What the exercise asks:
Scan the lines below for the word "JSON". Copy each line you find it in.

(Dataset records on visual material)
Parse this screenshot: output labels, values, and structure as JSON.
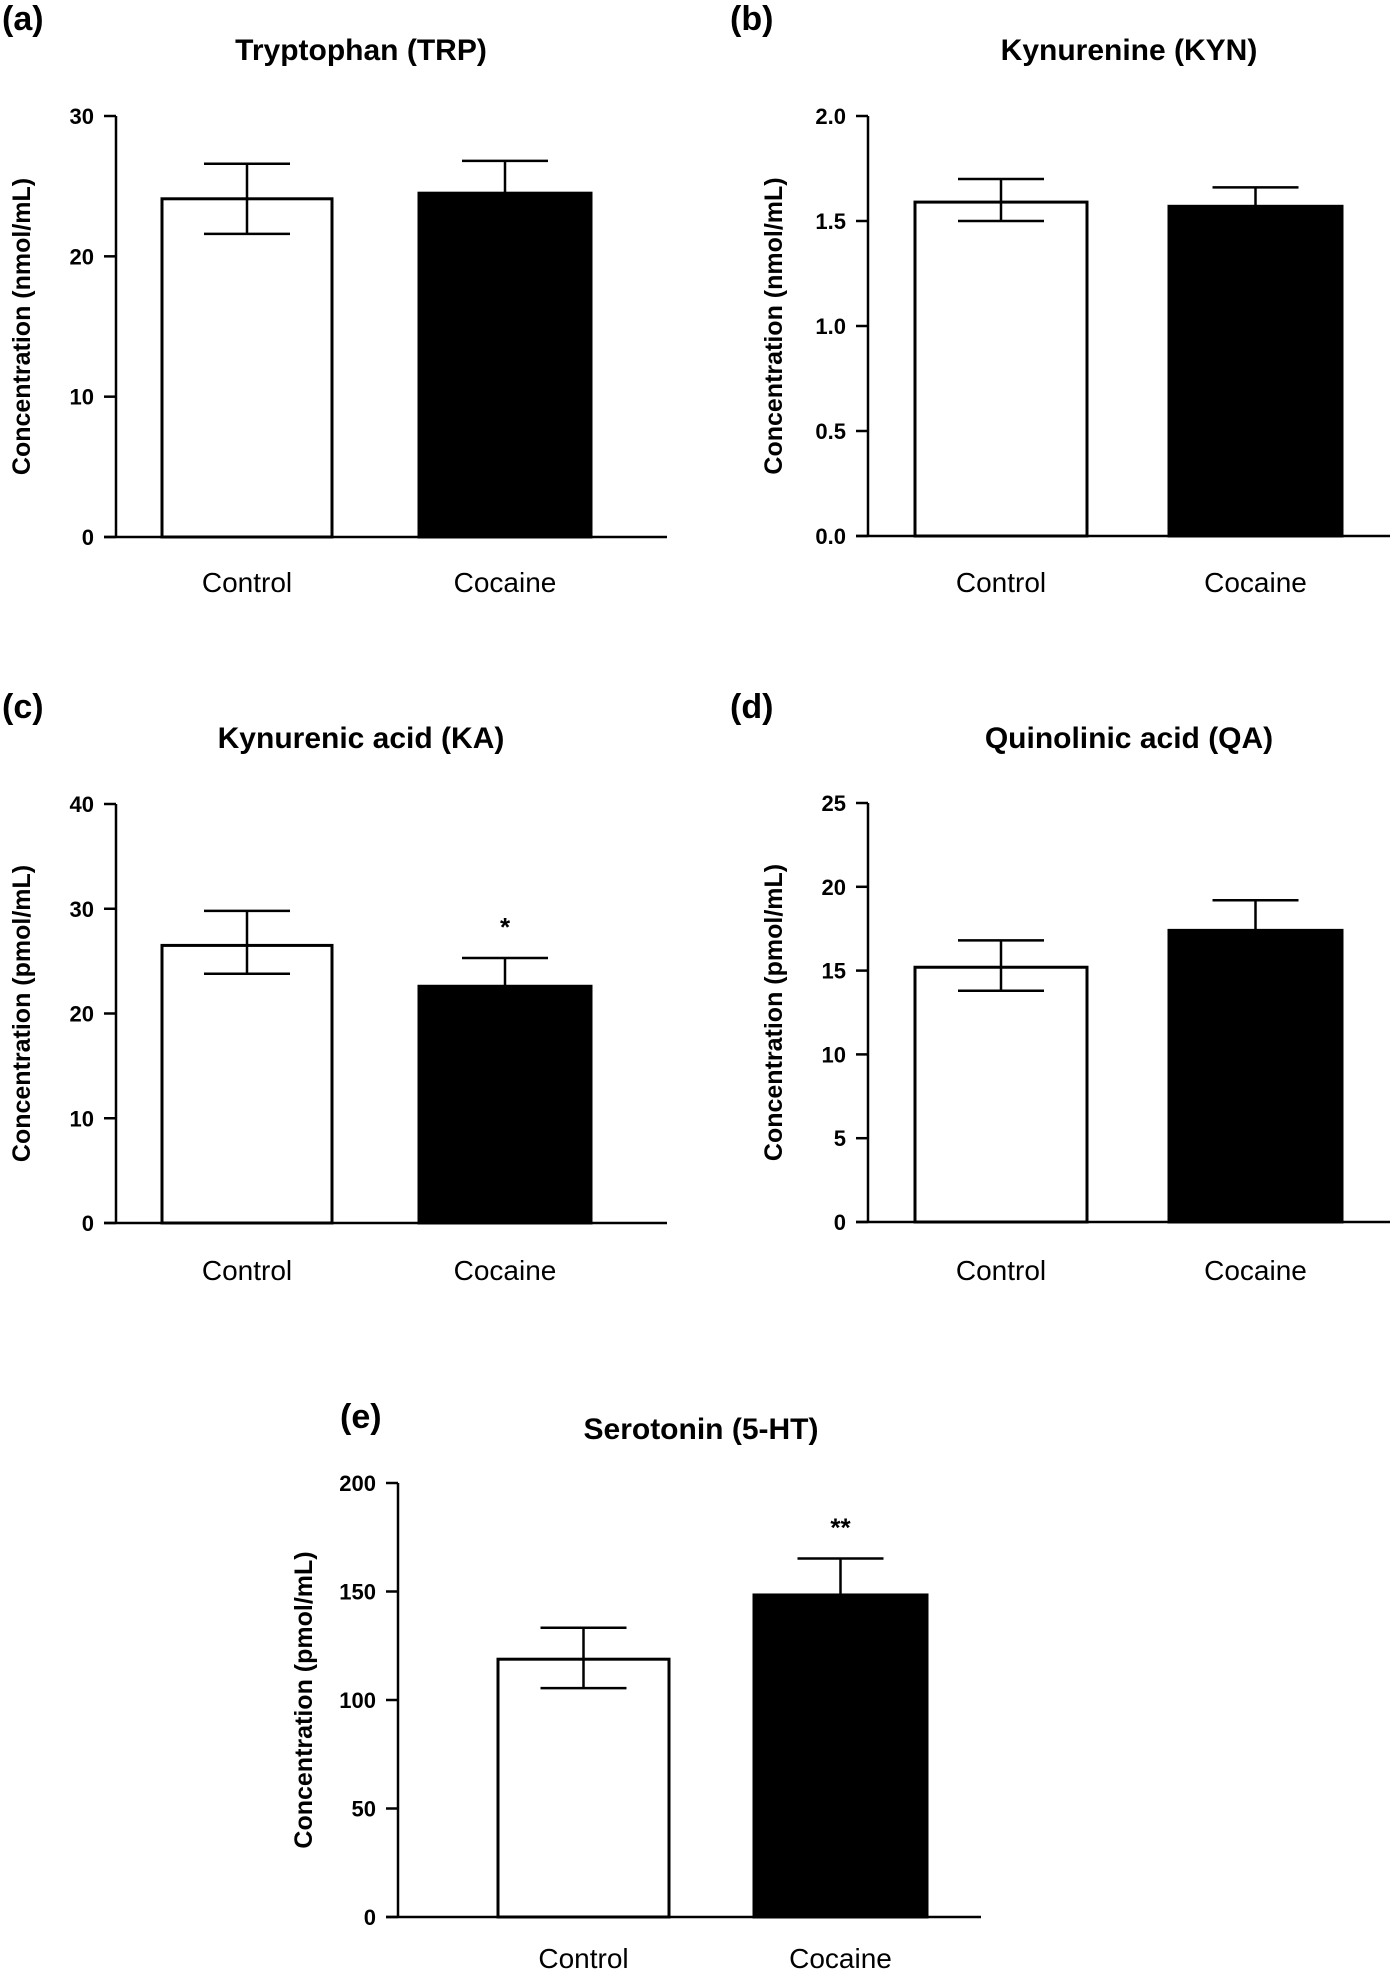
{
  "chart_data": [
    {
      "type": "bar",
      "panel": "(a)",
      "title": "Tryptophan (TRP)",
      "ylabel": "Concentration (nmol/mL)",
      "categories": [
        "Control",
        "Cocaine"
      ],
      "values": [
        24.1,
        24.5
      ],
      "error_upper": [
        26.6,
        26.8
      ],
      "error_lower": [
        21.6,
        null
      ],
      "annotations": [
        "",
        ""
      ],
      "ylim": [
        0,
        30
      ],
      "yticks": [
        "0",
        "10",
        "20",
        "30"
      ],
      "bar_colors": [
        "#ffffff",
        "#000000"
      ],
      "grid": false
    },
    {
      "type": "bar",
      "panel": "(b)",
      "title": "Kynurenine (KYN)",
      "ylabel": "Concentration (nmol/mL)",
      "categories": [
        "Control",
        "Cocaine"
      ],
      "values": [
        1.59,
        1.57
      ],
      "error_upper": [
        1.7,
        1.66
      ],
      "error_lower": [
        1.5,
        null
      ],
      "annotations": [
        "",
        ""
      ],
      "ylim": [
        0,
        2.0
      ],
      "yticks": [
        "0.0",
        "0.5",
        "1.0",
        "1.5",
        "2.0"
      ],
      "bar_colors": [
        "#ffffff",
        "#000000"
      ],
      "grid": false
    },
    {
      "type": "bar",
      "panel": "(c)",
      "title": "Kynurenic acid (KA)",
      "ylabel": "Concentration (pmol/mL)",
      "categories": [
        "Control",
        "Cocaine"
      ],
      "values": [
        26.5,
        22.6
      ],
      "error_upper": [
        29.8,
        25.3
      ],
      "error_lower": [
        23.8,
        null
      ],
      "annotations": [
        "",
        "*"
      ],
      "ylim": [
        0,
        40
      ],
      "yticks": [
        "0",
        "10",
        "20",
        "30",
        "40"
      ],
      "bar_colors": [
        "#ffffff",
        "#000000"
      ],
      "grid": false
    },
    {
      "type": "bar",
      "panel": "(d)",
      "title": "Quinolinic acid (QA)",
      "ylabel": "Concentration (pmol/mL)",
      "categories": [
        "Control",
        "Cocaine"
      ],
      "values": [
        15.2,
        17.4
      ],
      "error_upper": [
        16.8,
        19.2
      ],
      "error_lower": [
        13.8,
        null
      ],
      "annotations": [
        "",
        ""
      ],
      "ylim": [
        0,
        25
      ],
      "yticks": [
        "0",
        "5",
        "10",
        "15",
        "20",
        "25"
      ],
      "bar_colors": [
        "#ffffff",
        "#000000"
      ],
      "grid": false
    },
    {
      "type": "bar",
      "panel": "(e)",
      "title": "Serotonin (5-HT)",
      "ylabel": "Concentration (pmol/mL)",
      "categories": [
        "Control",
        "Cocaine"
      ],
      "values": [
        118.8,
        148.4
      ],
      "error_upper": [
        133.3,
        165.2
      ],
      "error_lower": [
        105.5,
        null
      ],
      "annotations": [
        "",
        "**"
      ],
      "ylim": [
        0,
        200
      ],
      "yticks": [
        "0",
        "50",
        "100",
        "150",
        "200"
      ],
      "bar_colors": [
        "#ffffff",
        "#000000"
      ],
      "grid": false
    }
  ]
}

--

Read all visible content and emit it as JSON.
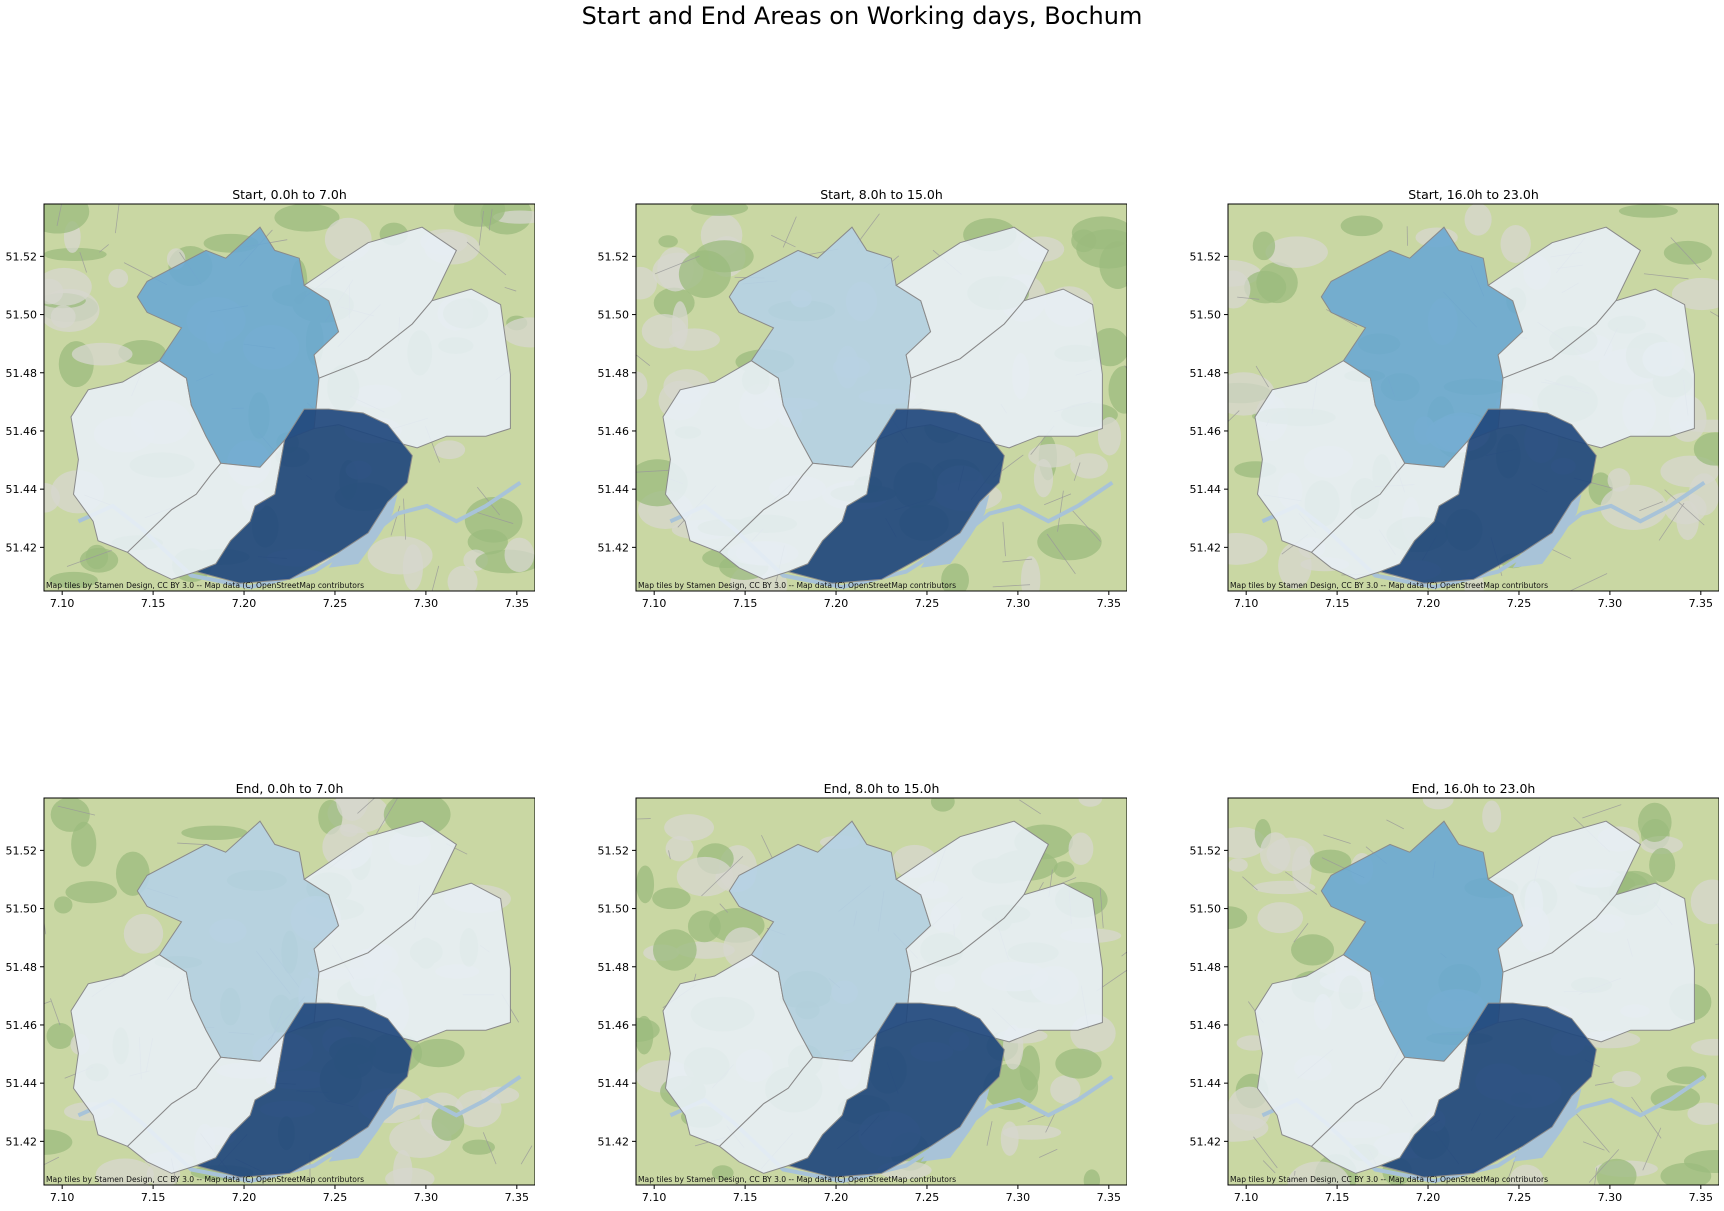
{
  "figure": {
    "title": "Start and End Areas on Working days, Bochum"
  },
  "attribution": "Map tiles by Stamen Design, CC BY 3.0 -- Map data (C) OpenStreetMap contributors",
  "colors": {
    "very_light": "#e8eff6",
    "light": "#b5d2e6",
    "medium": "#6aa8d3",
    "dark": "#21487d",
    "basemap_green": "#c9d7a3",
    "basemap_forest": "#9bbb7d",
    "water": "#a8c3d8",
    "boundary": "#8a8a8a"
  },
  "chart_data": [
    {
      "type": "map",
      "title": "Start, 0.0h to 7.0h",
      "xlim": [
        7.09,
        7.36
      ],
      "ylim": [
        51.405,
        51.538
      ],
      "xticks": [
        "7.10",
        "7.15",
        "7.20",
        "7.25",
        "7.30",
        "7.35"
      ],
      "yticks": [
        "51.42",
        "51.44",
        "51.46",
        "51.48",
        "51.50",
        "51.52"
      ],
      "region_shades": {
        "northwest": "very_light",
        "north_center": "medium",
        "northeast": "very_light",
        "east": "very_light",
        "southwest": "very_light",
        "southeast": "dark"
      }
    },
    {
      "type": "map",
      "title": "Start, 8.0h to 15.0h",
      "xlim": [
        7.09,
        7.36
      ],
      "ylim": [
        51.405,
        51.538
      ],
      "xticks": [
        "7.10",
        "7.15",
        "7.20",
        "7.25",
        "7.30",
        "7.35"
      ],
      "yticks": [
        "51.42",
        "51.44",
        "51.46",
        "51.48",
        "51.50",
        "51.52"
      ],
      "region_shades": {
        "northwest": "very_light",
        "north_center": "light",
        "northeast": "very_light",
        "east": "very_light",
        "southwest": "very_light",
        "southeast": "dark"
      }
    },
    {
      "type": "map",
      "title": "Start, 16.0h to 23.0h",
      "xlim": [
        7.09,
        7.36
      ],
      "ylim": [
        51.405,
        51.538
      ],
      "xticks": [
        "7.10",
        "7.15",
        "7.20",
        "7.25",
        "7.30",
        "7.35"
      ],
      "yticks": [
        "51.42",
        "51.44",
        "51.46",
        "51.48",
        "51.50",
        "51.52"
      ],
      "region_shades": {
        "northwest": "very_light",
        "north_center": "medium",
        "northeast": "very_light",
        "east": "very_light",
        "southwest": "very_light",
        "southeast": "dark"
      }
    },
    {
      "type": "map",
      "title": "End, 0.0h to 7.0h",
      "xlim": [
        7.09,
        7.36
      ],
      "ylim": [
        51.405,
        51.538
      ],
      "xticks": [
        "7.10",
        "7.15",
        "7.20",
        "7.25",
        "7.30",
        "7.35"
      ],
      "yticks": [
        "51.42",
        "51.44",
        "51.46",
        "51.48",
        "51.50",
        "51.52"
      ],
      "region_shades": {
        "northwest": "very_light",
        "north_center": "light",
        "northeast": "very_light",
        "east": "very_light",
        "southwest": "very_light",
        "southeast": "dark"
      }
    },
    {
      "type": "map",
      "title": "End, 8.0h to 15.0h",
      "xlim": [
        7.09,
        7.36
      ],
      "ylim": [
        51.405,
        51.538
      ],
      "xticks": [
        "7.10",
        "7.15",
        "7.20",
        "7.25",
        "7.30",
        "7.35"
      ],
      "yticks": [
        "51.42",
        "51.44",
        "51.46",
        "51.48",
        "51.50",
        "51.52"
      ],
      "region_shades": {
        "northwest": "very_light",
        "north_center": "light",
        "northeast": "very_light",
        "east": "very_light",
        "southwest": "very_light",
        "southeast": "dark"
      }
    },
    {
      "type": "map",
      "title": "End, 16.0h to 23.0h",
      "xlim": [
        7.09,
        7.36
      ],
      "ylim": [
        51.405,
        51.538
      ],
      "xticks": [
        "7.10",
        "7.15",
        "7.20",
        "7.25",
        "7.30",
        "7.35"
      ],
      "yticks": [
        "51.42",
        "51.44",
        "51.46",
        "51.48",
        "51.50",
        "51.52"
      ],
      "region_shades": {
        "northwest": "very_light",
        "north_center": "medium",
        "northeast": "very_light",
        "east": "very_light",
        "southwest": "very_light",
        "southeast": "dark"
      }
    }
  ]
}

Solution for this problem:
Parse this screenshot: output labels, values, and structure as JSON.
Read all visible content and emit it as JSON.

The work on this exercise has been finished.